OBJECTIVE:
Turn the items into a JSON list of strings, with one string per line and no blank lines.

— BEGIN PROVIDED RECORDS —

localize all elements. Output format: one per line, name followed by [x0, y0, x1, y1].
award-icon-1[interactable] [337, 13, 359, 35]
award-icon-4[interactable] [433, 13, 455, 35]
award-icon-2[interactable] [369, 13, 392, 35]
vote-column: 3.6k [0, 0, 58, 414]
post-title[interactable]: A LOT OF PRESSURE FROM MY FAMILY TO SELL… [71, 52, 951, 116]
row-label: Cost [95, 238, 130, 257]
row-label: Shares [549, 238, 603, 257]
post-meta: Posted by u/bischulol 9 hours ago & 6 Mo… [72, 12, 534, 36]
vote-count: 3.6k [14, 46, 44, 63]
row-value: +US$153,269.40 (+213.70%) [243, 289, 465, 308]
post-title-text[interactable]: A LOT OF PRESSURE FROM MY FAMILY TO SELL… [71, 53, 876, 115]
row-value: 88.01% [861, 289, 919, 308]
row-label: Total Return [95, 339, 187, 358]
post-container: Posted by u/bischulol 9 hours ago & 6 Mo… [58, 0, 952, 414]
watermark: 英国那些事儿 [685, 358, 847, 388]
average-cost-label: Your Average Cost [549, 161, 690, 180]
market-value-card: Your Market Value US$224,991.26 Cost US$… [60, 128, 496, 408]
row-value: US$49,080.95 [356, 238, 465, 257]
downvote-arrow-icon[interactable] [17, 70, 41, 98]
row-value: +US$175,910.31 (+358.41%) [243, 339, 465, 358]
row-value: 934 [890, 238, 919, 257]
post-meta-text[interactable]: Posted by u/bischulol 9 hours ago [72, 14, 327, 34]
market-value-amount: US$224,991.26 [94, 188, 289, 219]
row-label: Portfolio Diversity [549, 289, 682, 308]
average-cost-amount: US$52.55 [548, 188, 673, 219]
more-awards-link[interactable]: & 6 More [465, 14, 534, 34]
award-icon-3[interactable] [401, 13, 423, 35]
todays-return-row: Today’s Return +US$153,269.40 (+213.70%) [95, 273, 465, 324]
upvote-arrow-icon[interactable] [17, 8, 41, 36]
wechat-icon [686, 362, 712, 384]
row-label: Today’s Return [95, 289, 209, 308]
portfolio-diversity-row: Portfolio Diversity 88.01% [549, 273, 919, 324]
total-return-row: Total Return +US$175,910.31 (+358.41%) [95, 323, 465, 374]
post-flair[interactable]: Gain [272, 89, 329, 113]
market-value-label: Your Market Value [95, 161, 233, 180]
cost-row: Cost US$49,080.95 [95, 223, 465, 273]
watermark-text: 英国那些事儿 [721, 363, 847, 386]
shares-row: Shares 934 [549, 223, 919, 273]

— END PROVIDED RECORDS —

FINAL ANSWER:
[
  "localize all elements. Output format: one per line, name followed by [x0, y0, x1, y1].",
  "award-icon-1[interactable] [337, 13, 359, 35]",
  "award-icon-4[interactable] [433, 13, 455, 35]",
  "award-icon-2[interactable] [369, 13, 392, 35]",
  "vote-column: 3.6k [0, 0, 58, 414]",
  "post-title[interactable]: A LOT OF PRESSURE FROM MY FAMILY TO SELL… [71, 52, 951, 116]",
  "row-label: Cost [95, 238, 130, 257]",
  "row-label: Shares [549, 238, 603, 257]",
  "post-meta: Posted by u/bischulol 9 hours ago & 6 Mo… [72, 12, 534, 36]",
  "vote-count: 3.6k [14, 46, 44, 63]",
  "row-value: +US$153,269.40 (+213.70%) [243, 289, 465, 308]",
  "post-title-text[interactable]: A LOT OF PRESSURE FROM MY FAMILY TO SELL… [71, 53, 876, 115]",
  "row-value: 88.01% [861, 289, 919, 308]",
  "row-label: Total Return [95, 339, 187, 358]",
  "post-container: Posted by u/bischulol 9 hours ago & 6 Mo… [58, 0, 952, 414]",
  "watermark: 英国那些事儿 [685, 358, 847, 388]",
  "average-cost-label: Your Average Cost [549, 161, 690, 180]",
  "market-value-card: Your Market Value US$224,991.26 Cost US$… [60, 128, 496, 408]",
  "row-value: US$49,080.95 [356, 238, 465, 257]",
  "downvote-arrow-icon[interactable] [17, 70, 41, 98]",
  "row-value: +US$175,910.31 (+358.41%) [243, 339, 465, 358]",
  "row-value: 934 [890, 238, 919, 257]",
  "post-meta-text[interactable]: Posted by u/bischulol 9 hours ago [72, 14, 327, 34]",
  "market-value-amount: US$224,991.26 [94, 188, 289, 219]",
  "row-label: Portfolio Diversity [549, 289, 682, 308]",
  "average-cost-amount: US$52.55 [548, 188, 673, 219]",
  "more-awards-link[interactable]: & 6 More [465, 14, 534, 34]",
  "award-icon-3[interactable] [401, 13, 423, 35]",
  "todays-return-row: Today’s Return +US$153,269.40 (+213.70%) [95, 273, 465, 324]",
  "upvote-arrow-icon[interactable] [17, 8, 41, 36]",
  "wechat-icon [686, 362, 712, 384]",
  "row-label: Today’s Return [95, 289, 209, 308]",
  "portfolio-diversity-row: Portfolio Diversity 88.01% [549, 273, 919, 324]",
  "total-return-row: Total Return +US$175,910.31 (+358.41%) [95, 323, 465, 374]",
  "post-flair[interactable]: Gain [272, 89, 329, 113]",
  "market-value-label: Your Market Value [95, 161, 233, 180]",
  "cost-row: Cost US$49,080.95 [95, 223, 465, 273]",
  "watermark-text: 英国那些事儿 [721, 363, 847, 386]",
  "shares-row: Shares 934 [549, 223, 919, 273]"
]